**課題 A**
変数を解説した本文について、次の(i)〜(iii)がそれぞれ本文と合っているかを「はい」か「いいえ」で答え、決め手となる本文の語句をそのまま引用してください。
(i) 変数は英語でvariableと呼ばれる。
(ii) Perlでは変数の前に記号を付けなくてもよい。
(iii) x = 2y - 1 の例で、yが2のときxは5になる。
**課題 B**
変数を解説した本文を、「yが2であればxが3である事がわかります。」を含む箇所から書き写し、「変数はプログラミングでは箱のような概念です。」で終えてください。

───── 本文

Study 3 変数

プログラミング初心者の方にとって最初の関門が変数です。
今回は変数に付いて解説したいと思います。

変数は文字通り変わる数です。
辞書で調べると以下のように記述されています。
「数学で、数量を一つの文字で表す際、いろいろに変わり得る数量を表す文字(小学館国語大辞典より)」

つまり変数は数字では無く文字であると言う事が分かります。
ちなみに英語では変数の事をvariableと言います。

以下の例を見てください。

x = 2y - 1

中学の二次方程式で見た事があるような式です。
この場合、xの答えは分かりません。
それはyの答えが分からないからです。
yが2であればxが3である事がわかります。
yが3ならxは5、xが7ならyは4です。
「私はx歳」と言われても何歳か分かりません。
「私の年齢は私の子供の年齢の倍の数から1を引いた値です」
とまあ、こんな事を言う人は実際にはいませんが、
子供の年齢が分かれば親の年齢も分かります。
xもyも決まった数値ではありません。
その時々によって値が変わります。
これを変数と言います。
例で使用したxやyが変数です。
変数はプログラミングでは箱のような概念です。
箱の中に色々なデータを入れたり出したりします。

先ほどの例をPerlで記述すると以下のようになります。

$x = 2 * $y - 1;

実際にPerlでは上記のような記述が至るところで使用されています。
xとyの前に「$」が付いているのが分かります。
他のプログラミングに馴れている方は奇異に思うでしょうが、
Perlでは変数の前は必ず「$」や「%」や「@」といったマークを付けなくてはなりません。

──────────
───── 提供資料

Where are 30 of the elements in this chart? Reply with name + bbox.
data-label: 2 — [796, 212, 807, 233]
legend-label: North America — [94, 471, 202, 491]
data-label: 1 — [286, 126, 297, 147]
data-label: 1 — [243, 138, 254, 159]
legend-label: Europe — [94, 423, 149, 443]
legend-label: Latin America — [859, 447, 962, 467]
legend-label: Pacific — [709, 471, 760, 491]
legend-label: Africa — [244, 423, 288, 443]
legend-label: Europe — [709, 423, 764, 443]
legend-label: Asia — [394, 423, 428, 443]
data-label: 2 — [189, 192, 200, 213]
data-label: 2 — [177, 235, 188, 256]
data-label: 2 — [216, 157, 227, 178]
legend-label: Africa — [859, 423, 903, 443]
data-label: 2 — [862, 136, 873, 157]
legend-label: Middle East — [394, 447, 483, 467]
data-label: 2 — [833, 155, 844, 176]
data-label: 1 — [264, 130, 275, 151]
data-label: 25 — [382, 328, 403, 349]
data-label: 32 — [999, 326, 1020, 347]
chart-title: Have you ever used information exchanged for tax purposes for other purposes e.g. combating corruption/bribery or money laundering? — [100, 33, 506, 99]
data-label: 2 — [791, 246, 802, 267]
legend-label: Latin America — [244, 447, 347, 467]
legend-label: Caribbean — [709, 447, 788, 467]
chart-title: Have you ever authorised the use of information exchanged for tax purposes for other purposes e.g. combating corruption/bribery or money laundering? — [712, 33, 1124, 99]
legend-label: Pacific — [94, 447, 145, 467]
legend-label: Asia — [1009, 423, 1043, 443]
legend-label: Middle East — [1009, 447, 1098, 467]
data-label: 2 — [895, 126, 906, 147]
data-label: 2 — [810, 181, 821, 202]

──────────

**解答 A**
(i) はい。「ちなみに英語では変数の事をvariableと言います。」
(ii) いいえ。「Perlでは変数の前は必ず「$」や「%」や「@」といったマークを付けなくてはなりません。」
(iii) いいえ。「yが2であればxが3である事がわかります。」

**解答 B**
yが2であればxが3である事がわかります。
yが3ならxは5、xが7ならyは4です。
「私はx歳」と言われても何歳か分かりません。
「私の年齢は私の子供の年齢の倍の数から1を引いた値です」
とまあ、こんな事を言う人は実際にはいませんが、
子供の年齢が分かれば親の年齢も分かります。
xもyも決まった数値ではありません。
その時々によって値が変わります。
これを変数と言います。
例で使用したxやyが変数です。
変数はプログラミングでは箱のような概念です。